- [WRITTEN INSTRUCTION]: From the entries that follow, gather each line holding the word "niin".
----------------
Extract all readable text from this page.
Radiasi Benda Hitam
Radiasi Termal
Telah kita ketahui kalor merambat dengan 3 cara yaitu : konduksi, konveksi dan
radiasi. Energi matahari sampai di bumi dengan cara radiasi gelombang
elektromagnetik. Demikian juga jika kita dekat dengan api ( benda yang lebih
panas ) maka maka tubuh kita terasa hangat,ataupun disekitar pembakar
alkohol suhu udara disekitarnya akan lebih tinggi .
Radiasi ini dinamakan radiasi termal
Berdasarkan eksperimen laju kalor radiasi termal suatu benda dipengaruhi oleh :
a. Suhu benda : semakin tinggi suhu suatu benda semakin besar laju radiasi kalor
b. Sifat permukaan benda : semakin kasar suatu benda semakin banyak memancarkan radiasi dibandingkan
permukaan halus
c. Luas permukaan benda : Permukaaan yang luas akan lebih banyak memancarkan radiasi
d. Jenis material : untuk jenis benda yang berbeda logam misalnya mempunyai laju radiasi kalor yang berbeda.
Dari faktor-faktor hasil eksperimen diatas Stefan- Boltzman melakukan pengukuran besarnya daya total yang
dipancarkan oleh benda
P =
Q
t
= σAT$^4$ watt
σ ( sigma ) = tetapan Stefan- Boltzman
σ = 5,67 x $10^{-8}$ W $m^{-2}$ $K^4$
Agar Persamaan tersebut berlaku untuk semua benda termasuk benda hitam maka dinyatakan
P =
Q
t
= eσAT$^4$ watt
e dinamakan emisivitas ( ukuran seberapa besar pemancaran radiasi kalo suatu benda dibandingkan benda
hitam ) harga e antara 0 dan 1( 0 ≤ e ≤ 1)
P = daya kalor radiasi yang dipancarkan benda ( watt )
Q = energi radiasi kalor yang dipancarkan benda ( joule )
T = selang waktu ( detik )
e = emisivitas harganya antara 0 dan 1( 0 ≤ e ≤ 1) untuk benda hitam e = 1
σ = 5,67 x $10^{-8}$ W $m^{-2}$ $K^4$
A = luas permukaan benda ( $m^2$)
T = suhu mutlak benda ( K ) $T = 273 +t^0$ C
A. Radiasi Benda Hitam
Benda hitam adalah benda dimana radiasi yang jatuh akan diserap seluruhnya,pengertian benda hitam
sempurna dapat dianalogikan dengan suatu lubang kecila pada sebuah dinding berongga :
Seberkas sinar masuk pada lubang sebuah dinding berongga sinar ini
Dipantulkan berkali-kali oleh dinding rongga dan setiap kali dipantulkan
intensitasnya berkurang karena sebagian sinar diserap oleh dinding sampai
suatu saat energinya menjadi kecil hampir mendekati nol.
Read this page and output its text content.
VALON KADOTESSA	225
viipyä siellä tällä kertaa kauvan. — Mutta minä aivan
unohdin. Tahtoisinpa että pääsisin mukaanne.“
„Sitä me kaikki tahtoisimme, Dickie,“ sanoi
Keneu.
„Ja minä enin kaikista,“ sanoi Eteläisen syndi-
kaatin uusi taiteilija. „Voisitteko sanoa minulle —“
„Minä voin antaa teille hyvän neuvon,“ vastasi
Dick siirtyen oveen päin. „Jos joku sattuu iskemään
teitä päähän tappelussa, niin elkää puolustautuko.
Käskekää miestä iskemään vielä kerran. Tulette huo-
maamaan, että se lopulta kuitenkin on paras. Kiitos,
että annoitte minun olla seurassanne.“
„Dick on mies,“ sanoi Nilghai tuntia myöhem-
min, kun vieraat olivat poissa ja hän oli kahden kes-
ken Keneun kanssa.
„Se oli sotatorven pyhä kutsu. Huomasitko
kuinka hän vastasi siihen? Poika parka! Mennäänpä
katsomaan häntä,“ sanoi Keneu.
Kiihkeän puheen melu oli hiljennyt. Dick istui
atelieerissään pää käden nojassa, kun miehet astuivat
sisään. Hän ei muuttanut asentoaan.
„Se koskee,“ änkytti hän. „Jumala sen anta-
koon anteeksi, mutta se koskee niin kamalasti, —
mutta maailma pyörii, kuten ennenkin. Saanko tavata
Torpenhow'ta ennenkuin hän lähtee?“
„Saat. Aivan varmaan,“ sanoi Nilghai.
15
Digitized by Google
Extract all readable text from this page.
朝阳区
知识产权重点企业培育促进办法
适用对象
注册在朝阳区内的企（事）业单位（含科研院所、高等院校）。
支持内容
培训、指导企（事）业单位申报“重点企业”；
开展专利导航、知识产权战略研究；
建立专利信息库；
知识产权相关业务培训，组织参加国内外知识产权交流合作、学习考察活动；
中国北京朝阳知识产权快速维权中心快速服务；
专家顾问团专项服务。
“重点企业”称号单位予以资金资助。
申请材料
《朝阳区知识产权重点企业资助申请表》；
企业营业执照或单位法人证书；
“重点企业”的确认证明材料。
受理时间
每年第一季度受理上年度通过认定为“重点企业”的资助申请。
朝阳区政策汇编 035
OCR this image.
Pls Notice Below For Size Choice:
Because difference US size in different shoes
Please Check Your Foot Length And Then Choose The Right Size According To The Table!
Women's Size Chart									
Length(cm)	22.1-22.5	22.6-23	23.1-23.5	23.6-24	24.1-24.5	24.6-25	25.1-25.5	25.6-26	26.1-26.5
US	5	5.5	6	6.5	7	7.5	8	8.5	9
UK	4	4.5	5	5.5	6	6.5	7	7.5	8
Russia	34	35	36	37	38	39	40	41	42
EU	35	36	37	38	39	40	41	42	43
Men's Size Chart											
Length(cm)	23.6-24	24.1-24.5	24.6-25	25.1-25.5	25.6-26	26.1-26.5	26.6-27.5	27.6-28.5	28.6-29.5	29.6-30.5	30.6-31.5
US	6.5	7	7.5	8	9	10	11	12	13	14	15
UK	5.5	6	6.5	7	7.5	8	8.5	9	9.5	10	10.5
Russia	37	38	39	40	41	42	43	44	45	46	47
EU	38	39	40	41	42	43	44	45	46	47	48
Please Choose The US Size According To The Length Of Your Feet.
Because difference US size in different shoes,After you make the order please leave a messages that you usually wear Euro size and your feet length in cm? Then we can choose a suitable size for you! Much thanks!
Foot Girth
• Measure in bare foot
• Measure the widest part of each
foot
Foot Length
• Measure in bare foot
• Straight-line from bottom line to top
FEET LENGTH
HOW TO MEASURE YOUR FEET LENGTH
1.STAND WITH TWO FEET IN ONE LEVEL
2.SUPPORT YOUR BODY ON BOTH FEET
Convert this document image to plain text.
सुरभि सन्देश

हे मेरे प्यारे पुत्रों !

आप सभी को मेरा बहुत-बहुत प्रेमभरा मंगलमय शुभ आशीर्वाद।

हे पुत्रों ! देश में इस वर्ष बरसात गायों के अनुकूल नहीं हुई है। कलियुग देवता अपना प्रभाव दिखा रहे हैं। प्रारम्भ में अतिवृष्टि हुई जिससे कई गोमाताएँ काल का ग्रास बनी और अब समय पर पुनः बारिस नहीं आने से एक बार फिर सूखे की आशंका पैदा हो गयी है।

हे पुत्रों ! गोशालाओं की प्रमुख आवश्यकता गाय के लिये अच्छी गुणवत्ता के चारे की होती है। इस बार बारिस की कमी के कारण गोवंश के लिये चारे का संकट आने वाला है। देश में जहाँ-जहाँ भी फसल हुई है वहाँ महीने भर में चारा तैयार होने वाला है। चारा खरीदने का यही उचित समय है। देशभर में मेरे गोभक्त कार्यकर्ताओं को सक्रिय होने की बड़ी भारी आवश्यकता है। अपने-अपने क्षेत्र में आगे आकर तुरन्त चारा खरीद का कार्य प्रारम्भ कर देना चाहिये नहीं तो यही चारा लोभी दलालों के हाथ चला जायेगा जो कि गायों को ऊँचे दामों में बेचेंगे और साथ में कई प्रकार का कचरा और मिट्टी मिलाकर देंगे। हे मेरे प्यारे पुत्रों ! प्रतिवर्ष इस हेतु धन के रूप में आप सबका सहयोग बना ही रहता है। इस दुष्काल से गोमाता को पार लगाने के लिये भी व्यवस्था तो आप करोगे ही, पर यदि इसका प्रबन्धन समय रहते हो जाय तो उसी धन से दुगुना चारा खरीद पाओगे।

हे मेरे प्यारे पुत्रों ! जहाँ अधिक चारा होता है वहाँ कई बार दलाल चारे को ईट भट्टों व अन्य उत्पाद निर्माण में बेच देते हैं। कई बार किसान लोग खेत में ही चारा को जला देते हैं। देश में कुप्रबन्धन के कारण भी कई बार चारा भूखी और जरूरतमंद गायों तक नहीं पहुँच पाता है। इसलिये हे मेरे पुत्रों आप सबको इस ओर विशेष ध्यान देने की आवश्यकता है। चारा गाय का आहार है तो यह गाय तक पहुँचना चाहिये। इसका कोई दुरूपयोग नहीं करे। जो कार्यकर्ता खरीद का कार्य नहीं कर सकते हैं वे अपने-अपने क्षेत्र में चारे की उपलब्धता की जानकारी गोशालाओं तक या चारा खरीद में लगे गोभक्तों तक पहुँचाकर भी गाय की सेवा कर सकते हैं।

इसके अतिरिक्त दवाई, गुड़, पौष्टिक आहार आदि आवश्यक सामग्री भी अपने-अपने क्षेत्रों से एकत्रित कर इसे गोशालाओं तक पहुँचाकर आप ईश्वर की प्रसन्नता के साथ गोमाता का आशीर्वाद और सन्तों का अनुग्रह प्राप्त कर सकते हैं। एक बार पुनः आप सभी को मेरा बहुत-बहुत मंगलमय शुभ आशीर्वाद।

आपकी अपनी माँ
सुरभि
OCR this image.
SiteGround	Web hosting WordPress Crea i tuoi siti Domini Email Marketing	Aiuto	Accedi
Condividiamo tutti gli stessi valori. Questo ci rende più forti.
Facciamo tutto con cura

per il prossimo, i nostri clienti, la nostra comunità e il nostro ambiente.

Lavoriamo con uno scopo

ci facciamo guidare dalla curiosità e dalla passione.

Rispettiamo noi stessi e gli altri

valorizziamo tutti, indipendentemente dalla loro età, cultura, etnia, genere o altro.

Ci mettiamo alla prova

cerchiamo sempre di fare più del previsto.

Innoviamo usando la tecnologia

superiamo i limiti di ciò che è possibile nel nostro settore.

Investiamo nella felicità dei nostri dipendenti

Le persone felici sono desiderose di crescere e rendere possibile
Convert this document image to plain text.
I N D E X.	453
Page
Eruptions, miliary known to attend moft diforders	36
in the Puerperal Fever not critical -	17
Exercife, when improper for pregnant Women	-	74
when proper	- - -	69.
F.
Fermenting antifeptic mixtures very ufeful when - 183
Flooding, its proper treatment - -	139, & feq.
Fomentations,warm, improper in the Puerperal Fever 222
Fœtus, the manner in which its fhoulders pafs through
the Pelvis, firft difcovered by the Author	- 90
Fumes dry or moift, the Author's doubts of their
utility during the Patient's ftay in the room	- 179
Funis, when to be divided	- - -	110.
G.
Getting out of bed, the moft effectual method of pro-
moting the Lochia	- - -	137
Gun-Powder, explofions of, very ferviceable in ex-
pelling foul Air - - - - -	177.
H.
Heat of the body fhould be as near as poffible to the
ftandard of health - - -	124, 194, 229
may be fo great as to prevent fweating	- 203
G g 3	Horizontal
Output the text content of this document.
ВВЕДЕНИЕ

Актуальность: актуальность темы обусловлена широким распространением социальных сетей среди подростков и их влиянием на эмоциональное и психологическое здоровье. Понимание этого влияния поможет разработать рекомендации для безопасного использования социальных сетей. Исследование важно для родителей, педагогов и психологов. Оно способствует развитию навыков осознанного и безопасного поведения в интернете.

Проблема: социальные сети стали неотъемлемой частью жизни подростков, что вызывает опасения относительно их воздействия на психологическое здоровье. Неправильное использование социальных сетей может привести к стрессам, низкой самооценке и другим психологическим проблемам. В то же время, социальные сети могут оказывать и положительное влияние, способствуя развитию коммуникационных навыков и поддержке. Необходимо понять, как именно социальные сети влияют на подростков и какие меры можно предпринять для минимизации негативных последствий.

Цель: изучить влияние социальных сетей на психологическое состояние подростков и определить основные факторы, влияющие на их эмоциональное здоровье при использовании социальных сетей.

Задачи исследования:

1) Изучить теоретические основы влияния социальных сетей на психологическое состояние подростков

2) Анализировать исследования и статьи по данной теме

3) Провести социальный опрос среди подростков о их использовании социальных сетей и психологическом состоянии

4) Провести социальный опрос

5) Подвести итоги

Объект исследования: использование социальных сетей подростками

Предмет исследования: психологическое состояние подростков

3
----------------
- [COMPLETED EXERCISE]:
teitä päähän tappelussa, niin elkää puolustautuko.
koon anteeksi, mutta se koskee niin kamalasti, —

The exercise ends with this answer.